_Record excerpts_

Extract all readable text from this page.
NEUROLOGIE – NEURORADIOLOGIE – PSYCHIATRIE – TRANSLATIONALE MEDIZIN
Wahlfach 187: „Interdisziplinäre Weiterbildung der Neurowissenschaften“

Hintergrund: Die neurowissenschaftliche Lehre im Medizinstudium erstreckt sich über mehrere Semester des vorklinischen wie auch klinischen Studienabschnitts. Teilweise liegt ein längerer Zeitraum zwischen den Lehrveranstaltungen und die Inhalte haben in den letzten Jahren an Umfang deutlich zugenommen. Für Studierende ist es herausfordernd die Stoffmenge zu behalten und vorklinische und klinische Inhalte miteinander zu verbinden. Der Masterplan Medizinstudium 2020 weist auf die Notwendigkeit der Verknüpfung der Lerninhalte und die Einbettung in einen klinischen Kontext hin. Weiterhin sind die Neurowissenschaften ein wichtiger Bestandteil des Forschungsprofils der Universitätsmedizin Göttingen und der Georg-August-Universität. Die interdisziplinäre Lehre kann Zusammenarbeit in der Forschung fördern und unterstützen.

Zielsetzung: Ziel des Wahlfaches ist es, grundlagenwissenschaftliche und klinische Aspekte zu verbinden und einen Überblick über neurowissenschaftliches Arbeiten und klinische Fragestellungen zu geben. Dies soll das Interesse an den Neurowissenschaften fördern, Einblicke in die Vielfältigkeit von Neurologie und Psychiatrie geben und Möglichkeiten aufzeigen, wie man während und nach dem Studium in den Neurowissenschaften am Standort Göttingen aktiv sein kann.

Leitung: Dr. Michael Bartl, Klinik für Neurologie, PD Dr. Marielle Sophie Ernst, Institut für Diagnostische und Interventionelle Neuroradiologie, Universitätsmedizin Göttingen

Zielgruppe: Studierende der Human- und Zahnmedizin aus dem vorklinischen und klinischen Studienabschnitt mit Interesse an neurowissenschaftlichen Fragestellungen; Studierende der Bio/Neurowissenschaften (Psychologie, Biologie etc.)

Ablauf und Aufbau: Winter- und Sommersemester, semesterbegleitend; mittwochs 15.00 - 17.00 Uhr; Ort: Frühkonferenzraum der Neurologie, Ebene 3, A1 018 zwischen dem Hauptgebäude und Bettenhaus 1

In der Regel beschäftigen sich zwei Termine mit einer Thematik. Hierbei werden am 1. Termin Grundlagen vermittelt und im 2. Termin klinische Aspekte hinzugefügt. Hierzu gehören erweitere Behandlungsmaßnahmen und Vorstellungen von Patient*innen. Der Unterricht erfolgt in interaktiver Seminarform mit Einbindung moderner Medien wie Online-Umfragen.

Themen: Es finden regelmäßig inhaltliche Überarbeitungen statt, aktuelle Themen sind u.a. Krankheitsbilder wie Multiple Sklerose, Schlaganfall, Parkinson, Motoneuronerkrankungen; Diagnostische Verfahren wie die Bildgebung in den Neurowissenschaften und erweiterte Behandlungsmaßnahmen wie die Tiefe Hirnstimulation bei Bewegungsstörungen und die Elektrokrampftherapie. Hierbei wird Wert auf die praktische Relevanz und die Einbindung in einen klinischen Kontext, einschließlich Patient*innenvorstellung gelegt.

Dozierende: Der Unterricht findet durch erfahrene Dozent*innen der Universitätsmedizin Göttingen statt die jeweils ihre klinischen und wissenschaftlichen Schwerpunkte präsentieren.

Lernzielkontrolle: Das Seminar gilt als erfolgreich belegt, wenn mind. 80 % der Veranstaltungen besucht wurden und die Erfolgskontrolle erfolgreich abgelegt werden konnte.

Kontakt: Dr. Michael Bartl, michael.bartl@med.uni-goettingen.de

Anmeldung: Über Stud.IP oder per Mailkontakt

_Assignment_
Print the records above exactly. Omit nothing.

_Solution for this task_
Extract all readable text from this page.
NEUROLOGIE – NEURORADIOLOGIE – PSYCHIATRIE – TRANSLATIONALE MEDIZIN
Wahlfach 187: „Interdisziplinäre Weiterbildung der Neurowissenschaften“

Hintergrund: Die neurowissenschaftliche Lehre im Medizinstudium erstreckt sich über mehrere Semester des vorklinischen wie auch klinischen Studienabschnitts. Teilweise liegt ein längerer Zeitraum zwischen den Lehrveranstaltungen und die Inhalte haben in den letzten Jahren an Umfang deutlich zugenommen. Für Studierende ist es herausfordernd die Stoffmenge zu behalten und vorklinische und klinische Inhalte miteinander zu verbinden. Der Masterplan Medizinstudium 2020 weist auf die Notwendigkeit der Verknüpfung der Lerninhalte und die Einbettung in einen klinischen Kontext hin. Weiterhin sind die Neurowissenschaften ein wichtiger Bestandteil des Forschungsprofils der Universitätsmedizin Göttingen und der Georg-August-Universität. Die interdisziplinäre Lehre kann Zusammenarbeit in der Forschung fördern und unterstützen.

Zielsetzung: Ziel des Wahlfaches ist es, grundlagenwissenschaftliche und klinische Aspekte zu verbinden und einen Überblick über neurowissenschaftliches Arbeiten und klinische Fragestellungen zu geben. Dies soll das Interesse an den Neurowissenschaften fördern, Einblicke in die Vielfältigkeit von Neurologie und Psychiatrie geben und Möglichkeiten aufzeigen, wie man während und nach dem Studium in den Neurowissenschaften am Standort Göttingen aktiv sein kann.

Leitung: Dr. Michael Bartl, Klinik für Neurologie, PD Dr. Marielle Sophie Ernst, Institut für Diagnostische und Interventionelle Neuroradiologie, Universitätsmedizin Göttingen

Zielgruppe: Studierende der Human- und Zahnmedizin aus dem vorklinischen und klinischen Studienabschnitt mit Interesse an neurowissenschaftlichen Fragestellungen; Studierende der Bio/Neurowissenschaften (Psychologie, Biologie etc.)

Ablauf und Aufbau: Winter- und Sommersemester, semesterbegleitend; mittwochs 15.00 - 17.00 Uhr; Ort: Frühkonferenzraum der Neurologie, Ebene 3, A1 018 zwischen dem Hauptgebäude und Bettenhaus 1

In der Regel beschäftigen sich zwei Termine mit einer Thematik. Hierbei werden am 1. Termin Grundlagen vermittelt und im 2. Termin klinische Aspekte hinzugefügt. Hierzu gehören erweitere Behandlungsmaßnahmen und Vorstellungen von Patient*innen. Der Unterricht erfolgt in interaktiver Seminarform mit Einbindung moderner Medien wie Online-Umfragen.

Themen: Es finden regelmäßig inhaltliche Überarbeitungen statt, aktuelle Themen sind u.a. Krankheitsbilder wie Multiple Sklerose, Schlaganfall, Parkinson, Motoneuronerkrankungen; Diagnostische Verfahren wie die Bildgebung in den Neurowissenschaften und erweiterte Behandlungsmaßnahmen wie die Tiefe Hirnstimulation bei Bewegungsstörungen und die Elektrokrampftherapie. Hierbei wird Wert auf die praktische Relevanz und die Einbindung in einen klinischen Kontext, einschließlich Patient*innenvorstellung gelegt.

Dozierende: Der Unterricht findet durch erfahrene Dozent*innen der Universitätsmedizin Göttingen statt die jeweils ihre klinischen und wissenschaftlichen Schwerpunkte präsentieren.

Lernzielkontrolle: Das Seminar gilt als erfolgreich belegt, wenn mind. 80 % der Veranstaltungen besucht wurden und die Erfolgskontrolle erfolgreich abgelegt werden konnte.

Kontakt: Dr. Michael Bartl, michael.bartl@med.uni-goettingen.de

Anmeldung: Über Stud.IP oder per Mailkontakt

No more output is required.